┌─ Trecho do texto

Por silviomauro em Curiosidades

09 de setembro de 2019

 

Ainda está em fase de implantação e testes, a tecnologia dos carros autônomos é um tema que traz questões curiosas. Você sabia que um dos desafios da indústria automotiva é proteger os sensores, que permitem que os veículos “vejam”, “ouçam” e “sintam” o ambiente, do perigo do contato com insetos? De acordo com a Ford, enquanto para os motoristas isso não representa nenhuma preocupação, para os carros autônomos pode ser um problema sério se atrapalhar o funcionamento das câmeras, radares e sensores usados na navegação.

A empresa anunciou o desenvolvimento de soluções de proteção e limpeza dos componentes envolvidos na condução. “Os sensores dos carros autônomos trabalham constantemente para oferecer a melhor imagem possível do mundo e um inseto pode afetar seriamente essa capacidade”, diz Venky Krishnan, supervisor do Núcleo de Sistemas de Veículos Autônomos da Ford nos Estados Unidos.

└─
┌─ Material apresentado

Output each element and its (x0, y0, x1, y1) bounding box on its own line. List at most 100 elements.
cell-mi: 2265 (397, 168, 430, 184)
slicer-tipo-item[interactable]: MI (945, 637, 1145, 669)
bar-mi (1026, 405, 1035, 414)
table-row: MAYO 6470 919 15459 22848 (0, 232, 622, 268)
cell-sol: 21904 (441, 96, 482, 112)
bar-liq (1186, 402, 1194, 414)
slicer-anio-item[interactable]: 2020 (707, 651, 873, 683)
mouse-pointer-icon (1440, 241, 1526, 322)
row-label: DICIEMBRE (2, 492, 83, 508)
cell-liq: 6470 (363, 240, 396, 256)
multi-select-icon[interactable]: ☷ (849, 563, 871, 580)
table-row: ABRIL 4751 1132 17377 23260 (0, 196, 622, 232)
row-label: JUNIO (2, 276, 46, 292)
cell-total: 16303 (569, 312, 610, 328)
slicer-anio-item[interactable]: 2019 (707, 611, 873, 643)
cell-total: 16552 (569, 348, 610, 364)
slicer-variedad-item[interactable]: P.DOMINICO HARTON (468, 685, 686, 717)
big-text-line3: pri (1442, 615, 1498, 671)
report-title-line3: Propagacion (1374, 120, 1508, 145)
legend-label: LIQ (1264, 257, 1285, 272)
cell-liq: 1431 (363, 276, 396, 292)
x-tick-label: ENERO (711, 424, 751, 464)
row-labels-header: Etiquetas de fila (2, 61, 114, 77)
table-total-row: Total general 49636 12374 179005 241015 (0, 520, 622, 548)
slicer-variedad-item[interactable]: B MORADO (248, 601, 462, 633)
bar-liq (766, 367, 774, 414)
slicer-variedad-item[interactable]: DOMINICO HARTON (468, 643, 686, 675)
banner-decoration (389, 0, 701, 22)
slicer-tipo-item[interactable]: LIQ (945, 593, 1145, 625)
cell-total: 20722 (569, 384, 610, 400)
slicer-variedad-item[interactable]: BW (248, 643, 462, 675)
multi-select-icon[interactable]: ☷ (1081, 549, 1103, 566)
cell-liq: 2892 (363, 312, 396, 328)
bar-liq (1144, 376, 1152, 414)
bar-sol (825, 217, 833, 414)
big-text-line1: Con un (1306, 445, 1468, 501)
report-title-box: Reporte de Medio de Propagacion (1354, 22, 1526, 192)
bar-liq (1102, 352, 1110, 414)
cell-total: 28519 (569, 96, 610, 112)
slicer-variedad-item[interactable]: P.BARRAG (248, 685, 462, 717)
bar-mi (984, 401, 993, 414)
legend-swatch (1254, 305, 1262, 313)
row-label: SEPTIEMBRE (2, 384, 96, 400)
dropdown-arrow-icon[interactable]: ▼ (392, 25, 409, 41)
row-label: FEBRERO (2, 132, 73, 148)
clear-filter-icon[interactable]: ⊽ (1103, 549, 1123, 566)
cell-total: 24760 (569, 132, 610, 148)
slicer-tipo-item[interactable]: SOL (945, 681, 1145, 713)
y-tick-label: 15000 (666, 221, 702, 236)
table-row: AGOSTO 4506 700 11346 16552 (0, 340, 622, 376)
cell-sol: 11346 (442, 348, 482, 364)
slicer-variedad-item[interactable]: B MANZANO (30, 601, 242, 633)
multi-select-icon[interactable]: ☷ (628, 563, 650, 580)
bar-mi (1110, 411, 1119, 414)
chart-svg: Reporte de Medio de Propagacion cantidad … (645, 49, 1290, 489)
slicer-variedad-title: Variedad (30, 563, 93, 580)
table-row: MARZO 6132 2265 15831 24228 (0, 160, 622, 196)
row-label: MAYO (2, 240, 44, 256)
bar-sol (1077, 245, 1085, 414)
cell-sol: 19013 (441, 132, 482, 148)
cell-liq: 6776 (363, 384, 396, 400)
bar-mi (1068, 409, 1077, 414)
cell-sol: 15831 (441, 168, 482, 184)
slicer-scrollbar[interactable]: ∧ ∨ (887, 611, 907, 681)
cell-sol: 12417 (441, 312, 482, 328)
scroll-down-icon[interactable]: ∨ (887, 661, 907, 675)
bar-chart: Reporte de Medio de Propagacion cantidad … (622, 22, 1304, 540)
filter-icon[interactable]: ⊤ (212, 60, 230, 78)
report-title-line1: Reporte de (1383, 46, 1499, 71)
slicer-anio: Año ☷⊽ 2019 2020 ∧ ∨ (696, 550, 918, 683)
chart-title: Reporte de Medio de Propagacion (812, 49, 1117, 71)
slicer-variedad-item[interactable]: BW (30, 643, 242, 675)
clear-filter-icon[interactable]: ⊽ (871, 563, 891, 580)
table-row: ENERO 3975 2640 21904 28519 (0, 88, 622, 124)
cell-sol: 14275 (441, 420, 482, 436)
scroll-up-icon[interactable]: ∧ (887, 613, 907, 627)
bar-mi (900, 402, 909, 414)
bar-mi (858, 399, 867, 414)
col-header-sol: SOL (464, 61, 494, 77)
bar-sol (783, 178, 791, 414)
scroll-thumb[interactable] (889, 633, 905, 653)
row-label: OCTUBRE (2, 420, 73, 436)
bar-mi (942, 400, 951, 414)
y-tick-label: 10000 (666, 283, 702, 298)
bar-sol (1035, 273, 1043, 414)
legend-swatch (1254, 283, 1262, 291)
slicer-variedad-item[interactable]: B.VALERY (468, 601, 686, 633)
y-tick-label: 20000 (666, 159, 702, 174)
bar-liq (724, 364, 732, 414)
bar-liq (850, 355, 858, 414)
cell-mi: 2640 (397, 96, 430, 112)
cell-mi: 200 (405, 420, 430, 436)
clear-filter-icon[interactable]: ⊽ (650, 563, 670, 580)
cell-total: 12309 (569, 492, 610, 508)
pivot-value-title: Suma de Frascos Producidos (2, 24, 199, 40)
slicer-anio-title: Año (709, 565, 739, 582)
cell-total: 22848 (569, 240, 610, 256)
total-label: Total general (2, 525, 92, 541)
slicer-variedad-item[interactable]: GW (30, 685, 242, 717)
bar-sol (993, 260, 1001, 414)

└─

**O que se pede:**
1) Devolva a passagem do texto sobre carros autônomos que vai de "Ainda está em" até "nos Estados Unidos.", incluindo esta última.
2) Diga se cada afirmação abaixo está de acordo com o texto sobre carros autônomos, respondendo sim ou não e citando literalmente as palavras do texto que decidem a questão.
(a) Segundo a Ford, o contato com insetos é uma preocupação séria para os motoristas.
(b) Venky Krishnan é supervisor do Núcleo de Sistemas de Veículos Autônomos da Ford nos Estados Unidos.
(c) A tecnologia dos carros autônomos já saiu da fase de testes.
3) De acordo com o texto sobre carros autônomos, que soluções a Ford anunciou estar desenvolvendo?
A listagem vem de outra fonte.

**Respostas por tarefa:**
1)
Ainda está em fase de implantação e testes, a tecnologia dos carros autônomos é um tema que traz questões curiosas. Você sabia que um dos desafios da indústria automotiva é proteger os sensores, que permitem que os veículos “vejam”, “ouçam” e “sintam” o ambiente, do perigo do contato com insetos? De acordo com a Ford, enquanto para os motoristas isso não representa nenhuma preocupação, para os carros autônomos pode ser um problema sério se atrapalhar o funcionamento das câmeras, radares e sensores usados na navegação.

A empresa anunciou o desenvolvimento de soluções de proteção e limpeza dos componentes envolvidos na condução. “Os sensores dos carros autônomos trabalham constantemente para oferecer a melhor imagem possível do mundo e um inseto pode afetar seriamente essa capacidade”, diz Venky Krishnan, supervisor do Núcleo de Sistemas de Veículos Autônomos da Ford nos Estados Unidos.

2)
(a) Não: "enquanto para os motoristas isso não representa nenhuma preocupação".
(b) Sim: "diz Venky Krishnan, supervisor do Núcleo de Sistemas de Veículos Autônomos da Ford nos Estados Unidos".
(c) Não: "Ainda está em fase de implantação e testes".

3) Soluções de proteção e limpeza dos componentes envolvidos na condução.